- [Direction]
Pictures aside, quote the whole listing exactly.

+--

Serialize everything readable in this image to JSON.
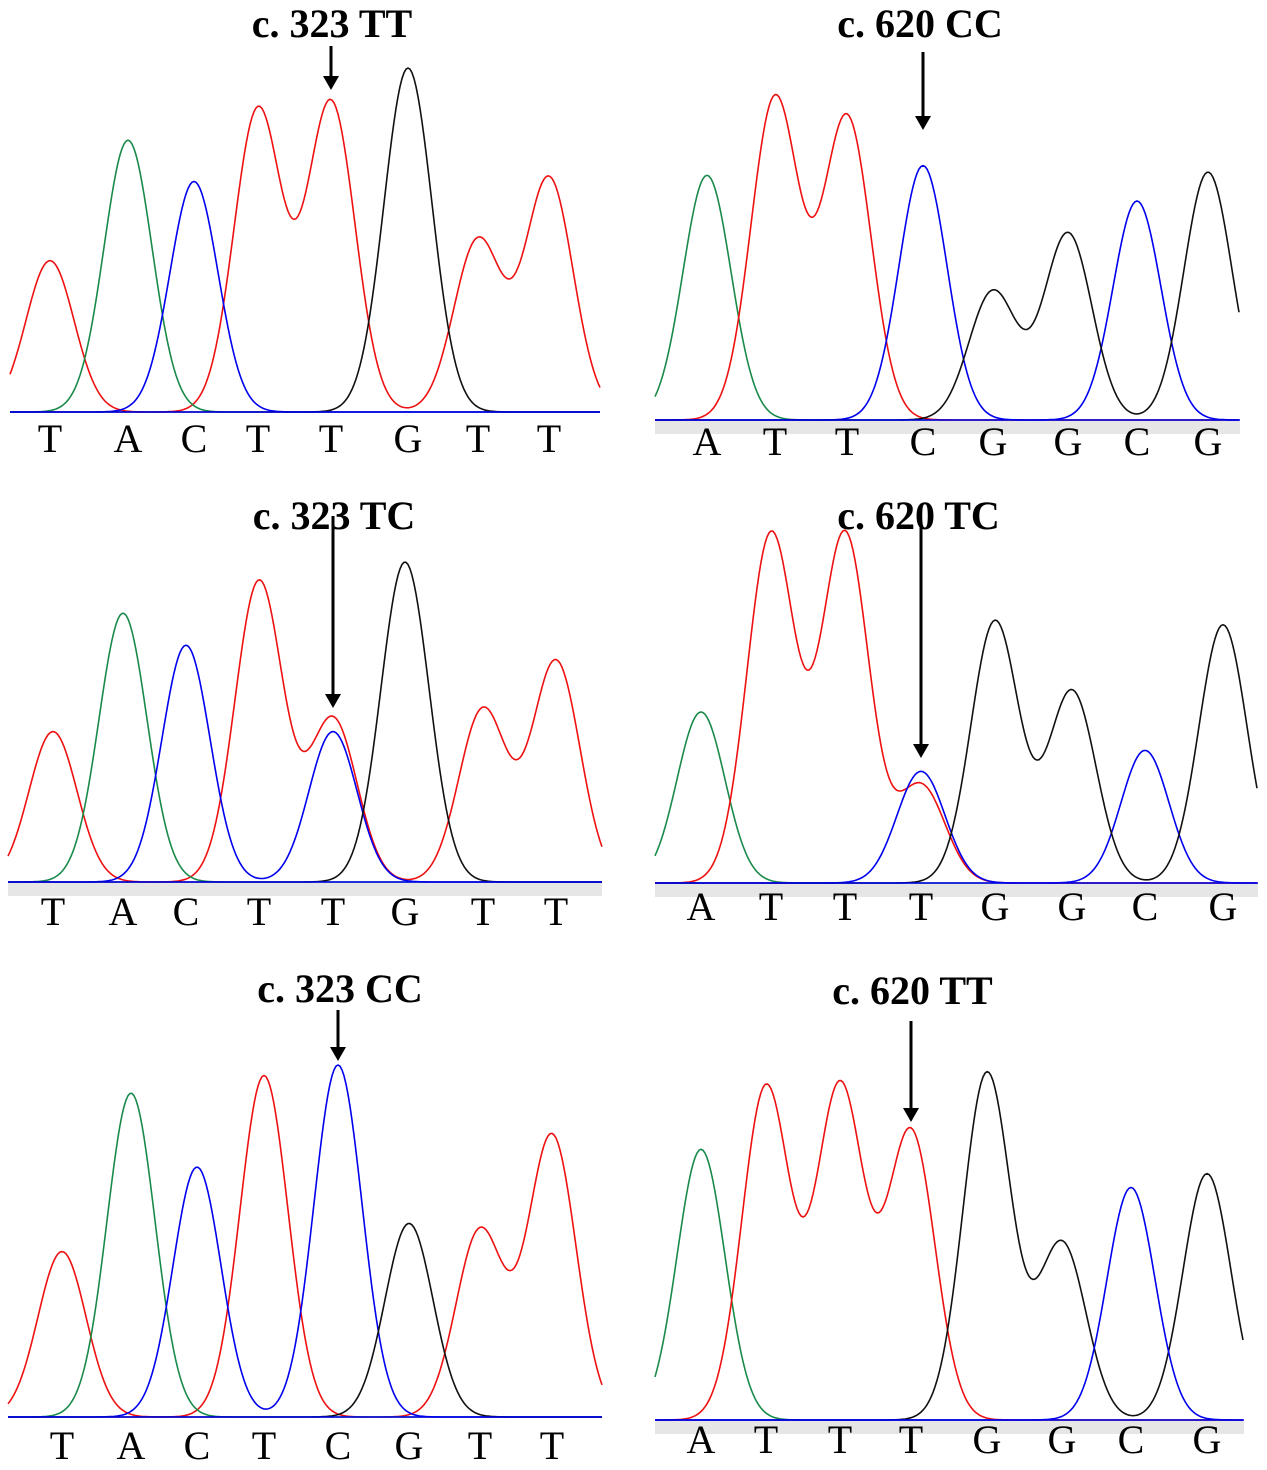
{
  "colors": {
    "A": "#1a8a4a",
    "C": "#0000ee",
    "G": "#111111",
    "T": "#ee1111",
    "baseline_band": "#e6e6e6",
    "arrow": "#000000"
  },
  "chart_data": [
    {
      "type": "line",
      "title": "c. 323 TT",
      "sequence": [
        "T",
        "A",
        "C",
        "T",
        "T",
        "G",
        "T",
        "T"
      ],
      "arrow_at_base_index": 4,
      "series": [
        {
          "name": "T",
          "x": [
            1,
            4,
            5,
            7,
            8
          ],
          "values": [
            0.44,
            0.88,
            0.9,
            0.5,
            0.68
          ]
        },
        {
          "name": "A",
          "x": [
            2
          ],
          "values": [
            0.79
          ]
        },
        {
          "name": "C",
          "x": [
            3
          ],
          "values": [
            0.67
          ]
        },
        {
          "name": "G",
          "x": [
            6
          ],
          "values": [
            1.0
          ]
        }
      ],
      "ylim": [
        0,
        1
      ]
    },
    {
      "type": "line",
      "title": "c. 620 CC",
      "sequence": [
        "A",
        "T",
        "T",
        "C",
        "G",
        "G",
        "C",
        "G"
      ],
      "arrow_at_base_index": 3,
      "series": [
        {
          "name": "A",
          "x": [
            1
          ],
          "values": [
            0.76
          ]
        },
        {
          "name": "T",
          "x": [
            2,
            3
          ],
          "values": [
            1.0,
            0.94
          ]
        },
        {
          "name": "C",
          "x": [
            4,
            7
          ],
          "values": [
            0.79,
            0.68
          ]
        },
        {
          "name": "G",
          "x": [
            5,
            6,
            8
          ],
          "values": [
            0.4,
            0.58,
            0.77
          ]
        }
      ],
      "ylim": [
        0,
        1
      ]
    },
    {
      "type": "line",
      "title": "c. 323 TC",
      "sequence": [
        "T",
        "A",
        "C",
        "T",
        "T",
        "G",
        "T",
        "T"
      ],
      "arrow_at_base_index": 4,
      "series": [
        {
          "name": "T",
          "x": [
            1,
            4,
            5,
            7,
            8
          ],
          "values": [
            0.47,
            0.94,
            0.51,
            0.54,
            0.69
          ]
        },
        {
          "name": "A",
          "x": [
            2
          ],
          "values": [
            0.84
          ]
        },
        {
          "name": "C",
          "x": [
            3,
            5
          ],
          "values": [
            0.74,
            0.47
          ]
        },
        {
          "name": "G",
          "x": [
            6
          ],
          "values": [
            1.0
          ]
        }
      ],
      "ylim": [
        0,
        1
      ]
    },
    {
      "type": "line",
      "title": "c. 620 TC",
      "sequence": [
        "A",
        "T",
        "T",
        "T",
        "G",
        "G",
        "C",
        "G"
      ],
      "arrow_at_base_index": 3,
      "series": [
        {
          "name": "A",
          "x": [
            1
          ],
          "values": [
            0.49
          ]
        },
        {
          "name": "T",
          "x": [
            2,
            3,
            4
          ],
          "values": [
            1.0,
            1.0,
            0.28
          ]
        },
        {
          "name": "C",
          "x": [
            4,
            7
          ],
          "values": [
            0.32,
            0.38
          ]
        },
        {
          "name": "G",
          "x": [
            5,
            6,
            8
          ],
          "values": [
            0.75,
            0.55,
            0.74
          ]
        }
      ],
      "ylim": [
        0,
        1
      ]
    },
    {
      "type": "line",
      "title": "c. 323 CC",
      "sequence": [
        "T",
        "A",
        "C",
        "T",
        "C",
        "G",
        "T",
        "T"
      ],
      "arrow_at_base_index": 4,
      "series": [
        {
          "name": "T",
          "x": [
            1,
            4,
            7,
            8
          ],
          "values": [
            0.47,
            0.97,
            0.53,
            0.8
          ]
        },
        {
          "name": "A",
          "x": [
            2
          ],
          "values": [
            0.92
          ]
        },
        {
          "name": "C",
          "x": [
            3,
            5
          ],
          "values": [
            0.71,
            1.0
          ]
        },
        {
          "name": "G",
          "x": [
            6
          ],
          "values": [
            0.55
          ]
        }
      ],
      "ylim": [
        0,
        1
      ]
    },
    {
      "type": "line",
      "title": "c. 620 TT",
      "sequence": [
        "A",
        "T",
        "T",
        "T",
        "G",
        "G",
        "C",
        "G"
      ],
      "arrow_at_base_index": 3,
      "series": [
        {
          "name": "A",
          "x": [
            1
          ],
          "values": [
            0.78
          ]
        },
        {
          "name": "T",
          "x": [
            2,
            3,
            4
          ],
          "values": [
            0.96,
            0.96,
            0.83
          ]
        },
        {
          "name": "G",
          "x": [
            5,
            6,
            8
          ],
          "values": [
            1.0,
            0.51,
            0.71
          ]
        },
        {
          "name": "C",
          "x": [
            7
          ],
          "values": [
            0.67
          ]
        }
      ],
      "ylim": [
        0,
        1
      ]
    }
  ]
}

+--

- [Answer for this exercise]
Serialize everything readable in this image to JSON.
{
  "colors": {
    "A": "#1a8a4a",
    "C": "#0000ee",
    "G": "#111111",
    "T": "#ee1111",
    "baseline_band": "#e6e6e6",
    "arrow": "#000000"
  },
  "chart_data": [
    {
      "type": "line",
      "title": "c. 323 TT",
      "sequence": [
        "T",
        "A",
        "C",
        "T",
        "T",
        "G",
        "T",
        "T"
      ],
      "arrow_at_base_index": 4,
      "series": [
        {
          "name": "T",
          "x": [
            1,
            4,
            5,
            7,
            8
          ],
          "values": [
            0.44,
            0.88,
            0.9,
            0.5,
            0.68
          ]
        },
        {
          "name": "A",
          "x": [
            2
          ],
          "values": [
            0.79
          ]
        },
        {
          "name": "C",
          "x": [
            3
          ],
          "values": [
            0.67
          ]
        },
        {
          "name": "G",
          "x": [
            6
          ],
          "values": [
            1.0
          ]
        }
      ],
      "ylim": [
        0,
        1
      ]
    },
    {
      "type": "line",
      "title": "c. 620 CC",
      "sequence": [
        "A",
        "T",
        "T",
        "C",
        "G",
        "G",
        "C",
        "G"
      ],
      "arrow_at_base_index": 3,
      "series": [
        {
          "name": "A",
          "x": [
            1
          ],
          "values": [
            0.76
          ]
        },
        {
          "name": "T",
          "x": [
            2,
            3
          ],
          "values": [
            1.0,
            0.94
          ]
        },
        {
          "name": "C",
          "x": [
            4,
            7
          ],
          "values": [
            0.79,
            0.68
          ]
        },
        {
          "name": "G",
          "x": [
            5,
            6,
            8
          ],
          "values": [
            0.4,
            0.58,
            0.77
          ]
        }
      ],
      "ylim": [
        0,
        1
      ]
    },
    {
      "type": "line",
      "title": "c. 323 TC",
      "sequence": [
        "T",
        "A",
        "C",
        "T",
        "T",
        "G",
        "T",
        "T"
      ],
      "arrow_at_base_index": 4,
      "series": [
        {
          "name": "T",
          "x": [
            1,
            4,
            5,
            7,
            8
          ],
          "values": [
            0.47,
            0.94,
            0.51,
            0.54,
            0.69
          ]
        },
        {
          "name": "A",
          "x": [
            2
          ],
          "values": [
            0.84
          ]
        },
        {
          "name": "C",
          "x": [
            3,
            5
          ],
          "values": [
            0.74,
            0.47
          ]
        },
        {
          "name": "G",
          "x": [
            6
          ],
          "values": [
            1.0
          ]
        }
      ],
      "ylim": [
        0,
        1
      ]
    },
    {
      "type": "line",
      "title": "c. 620 TC",
      "sequence": [
        "A",
        "T",
        "T",
        "T",
        "G",
        "G",
        "C",
        "G"
      ],
      "arrow_at_base_index": 3,
      "series": [
        {
          "name": "A",
          "x": [
            1
          ],
          "values": [
            0.49
          ]
        },
        {
          "name": "T",
          "x": [
            2,
            3,
            4
          ],
          "values": [
            1.0,
            1.0,
            0.28
          ]
        },
        {
          "name": "C",
          "x": [
            4,
            7
          ],
          "values": [
            0.32,
            0.38
          ]
        },
        {
          "name": "G",
          "x": [
            5,
            6,
            8
          ],
          "values": [
            0.75,
            0.55,
            0.74
          ]
        }
      ],
      "ylim": [
        0,
        1
      ]
    },
    {
      "type": "line",
      "title": "c. 323 CC",
      "sequence": [
        "T",
        "A",
        "C",
        "T",
        "C",
        "G",
        "T",
        "T"
      ],
      "arrow_at_base_index": 4,
      "series": [
        {
          "name": "T",
          "x": [
            1,
            4,
            7,
            8
          ],
          "values": [
            0.47,
            0.97,
            0.53,
            0.8
          ]
        },
        {
          "name": "A",
          "x": [
            2
          ],
          "values": [
            0.92
          ]
        },
        {
          "name": "C",
          "x": [
            3,
            5
          ],
          "values": [
            0.71,
            1.0
          ]
        },
        {
          "name": "G",
          "x": [
            6
          ],
          "values": [
            0.55
          ]
        }
      ],
      "ylim": [
        0,
        1
      ]
    },
    {
      "type": "line",
      "title": "c. 620 TT",
      "sequence": [
        "A",
        "T",
        "T",
        "T",
        "G",
        "G",
        "C",
        "G"
      ],
      "arrow_at_base_index": 3,
      "series": [
        {
          "name": "A",
          "x": [
            1
          ],
          "values": [
            0.78
          ]
        },
        {
          "name": "T",
          "x": [
            2,
            3,
            4
          ],
          "values": [
            0.96,
            0.96,
            0.83
          ]
        },
        {
          "name": "G",
          "x": [
            5,
            6,
            8
          ],
          "values": [
            1.0,
            0.51,
            0.71
          ]
        },
        {
          "name": "C",
          "x": [
            7
          ],
          "values": [
            0.67
          ]
        }
      ],
      "ylim": [
        0,
        1
      ]
    }
  ]
}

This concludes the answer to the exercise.